# [Written problem]
Each record is to be printed again precisely as it reads.

++++++++

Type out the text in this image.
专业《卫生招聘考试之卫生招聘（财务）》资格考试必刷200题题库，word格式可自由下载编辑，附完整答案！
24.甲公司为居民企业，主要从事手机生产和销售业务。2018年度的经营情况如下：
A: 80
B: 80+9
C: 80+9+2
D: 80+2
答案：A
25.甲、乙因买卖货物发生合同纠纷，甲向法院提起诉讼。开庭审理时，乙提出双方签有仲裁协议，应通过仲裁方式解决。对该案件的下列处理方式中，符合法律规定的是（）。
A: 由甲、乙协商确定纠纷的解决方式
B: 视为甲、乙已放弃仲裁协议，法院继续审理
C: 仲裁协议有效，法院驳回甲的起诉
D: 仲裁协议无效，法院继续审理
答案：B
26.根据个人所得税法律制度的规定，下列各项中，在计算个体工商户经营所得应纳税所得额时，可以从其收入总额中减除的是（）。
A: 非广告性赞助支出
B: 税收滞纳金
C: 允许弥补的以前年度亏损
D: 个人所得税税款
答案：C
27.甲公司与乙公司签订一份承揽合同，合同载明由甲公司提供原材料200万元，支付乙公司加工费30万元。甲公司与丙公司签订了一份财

++++++++

# [Response to this exercise]
Type out the text in this image.
专业《卫生招聘考试之卫生招聘（财务）》资格考试必刷200题题库，word格式可自由下载编辑，附完整答案！
24.甲公司为居民企业，主要从事手机生产和销售业务。2018年度的经营情况如下：
A: 80
B: 80+9
C: 80+9+2
D: 80+2
答案：A
25.甲、乙因买卖货物发生合同纠纷，甲向法院提起诉讼。开庭审理时，乙提出双方签有仲裁协议，应通过仲裁方式解决。对该案件的下列处理方式中，符合法律规定的是（）。
A: 由甲、乙协商确定纠纷的解决方式
B: 视为甲、乙已放弃仲裁协议，法院继续审理
C: 仲裁协议有效，法院驳回甲的起诉
D: 仲裁协议无效，法院继续审理
答案：B
26.根据个人所得税法律制度的规定，下列各项中，在计算个体工商户经营所得应纳税所得额时，可以从其收入总额中减除的是（）。
A: 非广告性赞助支出
B: 税收滞纳金
C: 允许弥补的以前年度亏损
D: 个人所得税税款
答案：C
27.甲公司与乙公司签订一份承揽合同，合同载明由甲公司提供原材料200万元，支付乙公司加工费30万元。甲公司与丙公司签订了一份财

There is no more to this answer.